** Begin Data shown **
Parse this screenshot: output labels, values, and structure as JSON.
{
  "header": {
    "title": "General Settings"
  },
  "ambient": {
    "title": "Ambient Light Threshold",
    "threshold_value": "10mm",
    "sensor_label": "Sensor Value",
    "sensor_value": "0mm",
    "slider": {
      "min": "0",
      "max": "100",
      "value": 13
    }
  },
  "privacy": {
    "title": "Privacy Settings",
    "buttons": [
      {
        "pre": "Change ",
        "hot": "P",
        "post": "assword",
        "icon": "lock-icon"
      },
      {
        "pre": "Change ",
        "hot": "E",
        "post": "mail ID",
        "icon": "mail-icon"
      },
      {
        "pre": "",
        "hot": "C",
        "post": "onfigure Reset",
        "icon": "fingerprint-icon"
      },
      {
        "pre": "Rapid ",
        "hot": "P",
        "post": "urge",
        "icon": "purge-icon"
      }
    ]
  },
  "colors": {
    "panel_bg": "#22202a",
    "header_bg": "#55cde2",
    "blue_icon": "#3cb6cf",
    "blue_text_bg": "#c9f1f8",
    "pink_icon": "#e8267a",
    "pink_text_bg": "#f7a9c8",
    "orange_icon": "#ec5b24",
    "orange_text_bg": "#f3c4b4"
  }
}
** End Data shown **
### Task details:
Copy out each line in the preceding records that contains "post".

### Worked answer:
        "post": "assword",
        "post": "mail ID",
        "post": "onfigure Reset",
        "post": "urge",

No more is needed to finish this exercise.